REQUIREMENT - Extract each line from the entries below that has the string "chuyển" in it.

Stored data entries

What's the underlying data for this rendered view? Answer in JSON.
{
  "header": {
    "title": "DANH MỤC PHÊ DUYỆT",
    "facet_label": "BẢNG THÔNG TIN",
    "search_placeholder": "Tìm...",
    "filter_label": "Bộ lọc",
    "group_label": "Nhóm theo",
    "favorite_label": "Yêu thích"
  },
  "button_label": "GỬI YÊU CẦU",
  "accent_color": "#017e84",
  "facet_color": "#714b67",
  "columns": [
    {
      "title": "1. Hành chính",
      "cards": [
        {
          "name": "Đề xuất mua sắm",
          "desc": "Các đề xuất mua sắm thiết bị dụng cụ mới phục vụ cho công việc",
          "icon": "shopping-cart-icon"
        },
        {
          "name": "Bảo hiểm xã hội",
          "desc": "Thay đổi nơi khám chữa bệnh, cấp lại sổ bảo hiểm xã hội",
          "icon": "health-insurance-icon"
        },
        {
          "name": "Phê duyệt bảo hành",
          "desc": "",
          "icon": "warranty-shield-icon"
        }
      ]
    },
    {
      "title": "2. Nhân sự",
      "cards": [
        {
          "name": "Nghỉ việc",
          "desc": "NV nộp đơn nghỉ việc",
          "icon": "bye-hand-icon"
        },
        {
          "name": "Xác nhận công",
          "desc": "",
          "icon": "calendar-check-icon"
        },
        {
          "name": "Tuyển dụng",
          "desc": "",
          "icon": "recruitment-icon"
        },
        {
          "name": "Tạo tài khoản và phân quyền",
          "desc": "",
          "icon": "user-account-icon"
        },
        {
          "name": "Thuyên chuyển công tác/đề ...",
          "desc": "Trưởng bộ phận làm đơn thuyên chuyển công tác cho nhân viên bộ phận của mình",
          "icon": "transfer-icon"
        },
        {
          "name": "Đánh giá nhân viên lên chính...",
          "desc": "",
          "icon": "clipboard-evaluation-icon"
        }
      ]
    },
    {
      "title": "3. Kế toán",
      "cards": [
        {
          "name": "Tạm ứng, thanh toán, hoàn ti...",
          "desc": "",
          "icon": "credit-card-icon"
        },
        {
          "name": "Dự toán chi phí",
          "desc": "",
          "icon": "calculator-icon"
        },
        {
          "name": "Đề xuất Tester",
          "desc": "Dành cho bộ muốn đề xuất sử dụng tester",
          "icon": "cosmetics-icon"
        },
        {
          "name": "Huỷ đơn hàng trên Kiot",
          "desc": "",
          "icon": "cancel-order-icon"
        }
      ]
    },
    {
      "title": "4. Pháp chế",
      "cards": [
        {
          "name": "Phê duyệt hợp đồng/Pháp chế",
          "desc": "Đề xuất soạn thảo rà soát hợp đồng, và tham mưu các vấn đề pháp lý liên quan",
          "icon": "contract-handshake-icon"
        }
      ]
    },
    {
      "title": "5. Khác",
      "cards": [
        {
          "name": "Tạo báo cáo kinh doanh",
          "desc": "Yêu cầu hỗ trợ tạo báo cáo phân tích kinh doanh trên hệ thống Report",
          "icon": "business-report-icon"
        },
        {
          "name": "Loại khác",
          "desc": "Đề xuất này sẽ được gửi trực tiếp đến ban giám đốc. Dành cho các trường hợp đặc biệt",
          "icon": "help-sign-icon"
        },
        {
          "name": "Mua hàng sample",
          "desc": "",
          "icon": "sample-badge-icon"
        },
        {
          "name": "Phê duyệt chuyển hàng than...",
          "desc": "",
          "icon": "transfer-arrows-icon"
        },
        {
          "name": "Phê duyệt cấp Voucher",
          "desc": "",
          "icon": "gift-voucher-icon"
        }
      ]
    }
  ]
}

EXPECTED ANSWER -
          "name": "Thuyên chuyển công tác/đề ...",
          "desc": "Trưởng bộ phận làm đơn thuyên chuyển công tác cho nhân viên bộ phận của mình",
          "name": "Phê duyệt chuyển hàng than...",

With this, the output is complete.